Go through the entries below, tally each line with the string "الكتاب", and give the final number by itself.

====================

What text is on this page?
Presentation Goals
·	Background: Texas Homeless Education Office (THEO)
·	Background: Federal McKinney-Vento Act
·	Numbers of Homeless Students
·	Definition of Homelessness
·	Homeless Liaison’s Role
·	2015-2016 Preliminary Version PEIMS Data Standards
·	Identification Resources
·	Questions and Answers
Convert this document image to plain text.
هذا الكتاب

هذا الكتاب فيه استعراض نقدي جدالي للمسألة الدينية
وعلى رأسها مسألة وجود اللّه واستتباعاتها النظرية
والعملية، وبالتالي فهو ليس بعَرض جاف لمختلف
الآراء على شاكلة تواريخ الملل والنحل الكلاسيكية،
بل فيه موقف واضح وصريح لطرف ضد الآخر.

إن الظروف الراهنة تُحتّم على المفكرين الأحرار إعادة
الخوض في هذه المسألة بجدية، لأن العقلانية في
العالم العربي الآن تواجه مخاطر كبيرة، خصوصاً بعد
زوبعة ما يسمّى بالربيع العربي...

====================

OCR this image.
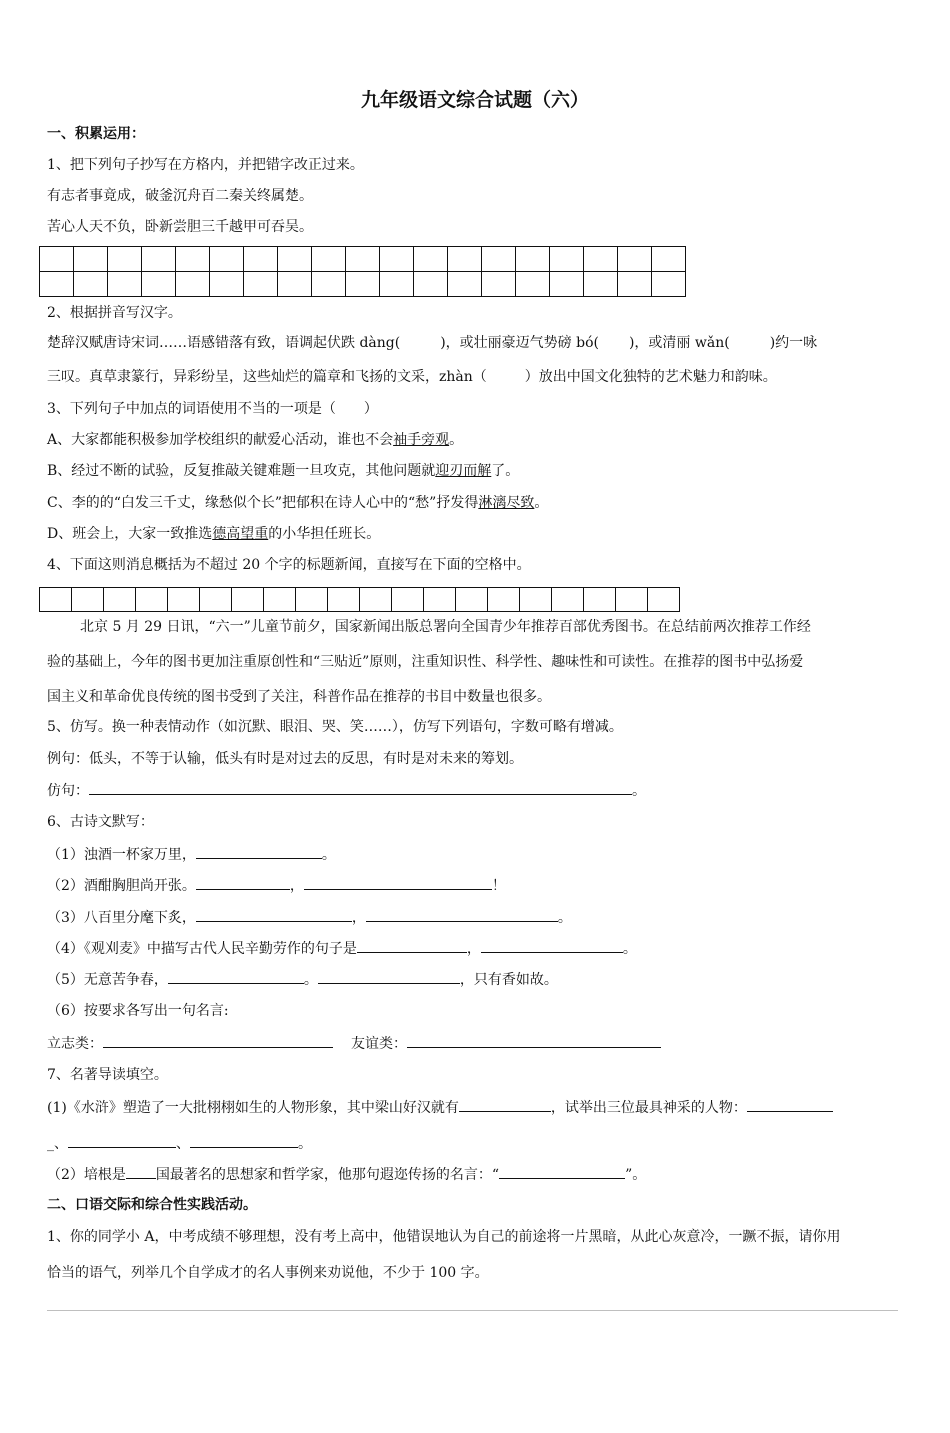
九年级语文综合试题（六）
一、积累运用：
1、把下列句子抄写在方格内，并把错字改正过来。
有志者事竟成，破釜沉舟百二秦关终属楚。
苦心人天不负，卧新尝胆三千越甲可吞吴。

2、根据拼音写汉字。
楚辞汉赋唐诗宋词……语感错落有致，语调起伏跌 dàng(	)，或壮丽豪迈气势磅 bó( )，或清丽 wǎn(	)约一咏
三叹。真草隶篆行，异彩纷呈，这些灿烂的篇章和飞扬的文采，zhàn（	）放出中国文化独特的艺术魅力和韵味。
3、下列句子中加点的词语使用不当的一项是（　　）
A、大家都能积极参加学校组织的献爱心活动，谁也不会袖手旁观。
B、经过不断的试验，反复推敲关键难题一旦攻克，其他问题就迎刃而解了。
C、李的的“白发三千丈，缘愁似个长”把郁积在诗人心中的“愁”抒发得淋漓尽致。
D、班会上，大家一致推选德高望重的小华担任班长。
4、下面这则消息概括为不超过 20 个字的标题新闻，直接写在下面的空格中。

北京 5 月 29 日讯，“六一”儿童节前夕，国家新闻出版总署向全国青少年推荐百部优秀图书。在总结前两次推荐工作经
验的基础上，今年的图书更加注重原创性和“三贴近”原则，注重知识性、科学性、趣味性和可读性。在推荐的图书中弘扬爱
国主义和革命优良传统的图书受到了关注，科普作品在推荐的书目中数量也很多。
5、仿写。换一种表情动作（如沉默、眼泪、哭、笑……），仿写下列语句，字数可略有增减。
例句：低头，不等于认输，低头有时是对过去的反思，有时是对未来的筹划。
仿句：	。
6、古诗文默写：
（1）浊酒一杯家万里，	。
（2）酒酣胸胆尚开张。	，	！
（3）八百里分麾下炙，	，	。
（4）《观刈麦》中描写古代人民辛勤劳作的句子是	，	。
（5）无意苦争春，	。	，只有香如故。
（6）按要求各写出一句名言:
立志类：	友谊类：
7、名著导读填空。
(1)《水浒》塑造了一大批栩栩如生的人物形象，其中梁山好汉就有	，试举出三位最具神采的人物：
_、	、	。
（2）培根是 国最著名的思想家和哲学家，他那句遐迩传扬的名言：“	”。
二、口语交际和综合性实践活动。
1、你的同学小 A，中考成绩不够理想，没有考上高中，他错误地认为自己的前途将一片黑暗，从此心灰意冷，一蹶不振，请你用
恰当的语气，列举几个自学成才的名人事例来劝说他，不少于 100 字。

====================

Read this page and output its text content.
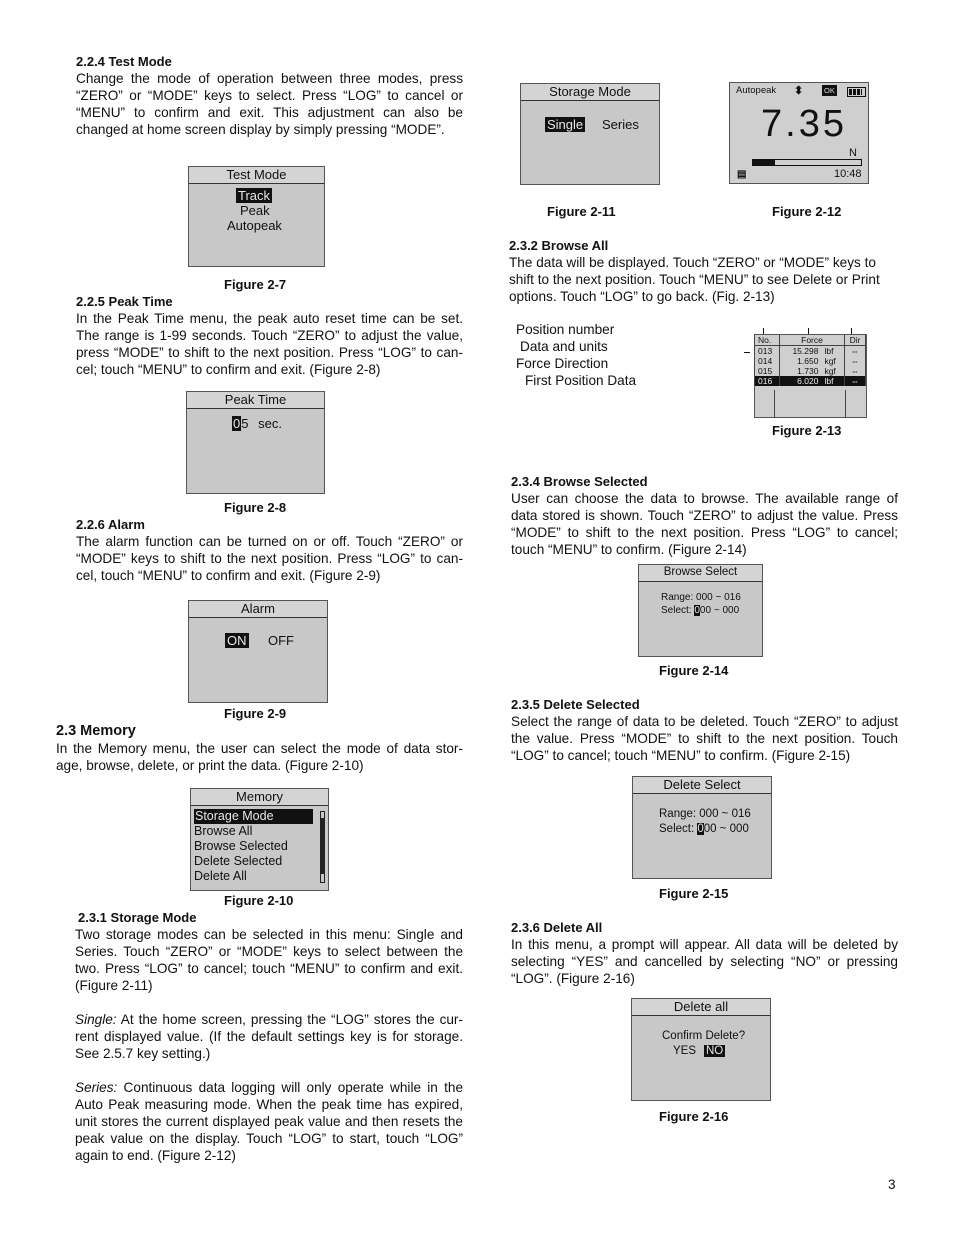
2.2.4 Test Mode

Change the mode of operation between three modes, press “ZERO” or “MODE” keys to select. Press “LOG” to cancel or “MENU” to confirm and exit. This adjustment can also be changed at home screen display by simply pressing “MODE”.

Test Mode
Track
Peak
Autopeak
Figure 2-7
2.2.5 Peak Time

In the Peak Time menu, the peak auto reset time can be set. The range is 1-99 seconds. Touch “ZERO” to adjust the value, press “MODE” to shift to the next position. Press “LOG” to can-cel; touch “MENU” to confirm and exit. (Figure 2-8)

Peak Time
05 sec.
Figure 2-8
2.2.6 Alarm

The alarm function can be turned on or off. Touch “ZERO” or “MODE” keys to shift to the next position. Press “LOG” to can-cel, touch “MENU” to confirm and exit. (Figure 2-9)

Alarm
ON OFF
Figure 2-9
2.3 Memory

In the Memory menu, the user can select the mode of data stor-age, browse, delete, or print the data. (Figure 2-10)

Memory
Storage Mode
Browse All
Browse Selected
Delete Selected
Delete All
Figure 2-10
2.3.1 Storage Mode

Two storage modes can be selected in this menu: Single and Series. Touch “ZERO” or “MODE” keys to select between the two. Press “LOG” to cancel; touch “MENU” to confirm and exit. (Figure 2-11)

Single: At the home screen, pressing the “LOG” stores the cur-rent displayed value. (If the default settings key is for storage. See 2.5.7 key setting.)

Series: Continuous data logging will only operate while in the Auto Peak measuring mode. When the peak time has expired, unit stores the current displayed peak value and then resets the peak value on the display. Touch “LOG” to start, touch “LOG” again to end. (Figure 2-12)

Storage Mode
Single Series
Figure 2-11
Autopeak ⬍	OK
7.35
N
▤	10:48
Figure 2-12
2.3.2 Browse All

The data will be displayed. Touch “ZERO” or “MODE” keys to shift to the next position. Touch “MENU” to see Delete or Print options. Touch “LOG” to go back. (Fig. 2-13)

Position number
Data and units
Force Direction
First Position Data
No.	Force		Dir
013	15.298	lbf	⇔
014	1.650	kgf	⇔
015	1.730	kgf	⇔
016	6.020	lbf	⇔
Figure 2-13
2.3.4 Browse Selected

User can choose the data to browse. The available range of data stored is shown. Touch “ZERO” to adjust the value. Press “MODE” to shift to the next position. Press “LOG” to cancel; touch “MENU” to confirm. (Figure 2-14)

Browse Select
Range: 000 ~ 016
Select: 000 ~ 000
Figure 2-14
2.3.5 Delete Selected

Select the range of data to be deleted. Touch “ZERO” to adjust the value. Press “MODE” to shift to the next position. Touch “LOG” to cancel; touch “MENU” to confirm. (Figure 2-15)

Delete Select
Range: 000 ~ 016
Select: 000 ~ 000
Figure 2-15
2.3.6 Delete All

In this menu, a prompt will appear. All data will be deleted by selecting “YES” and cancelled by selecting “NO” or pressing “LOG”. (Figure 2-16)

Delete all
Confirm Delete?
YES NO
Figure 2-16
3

====================

# EXERCISE OUTPUT
2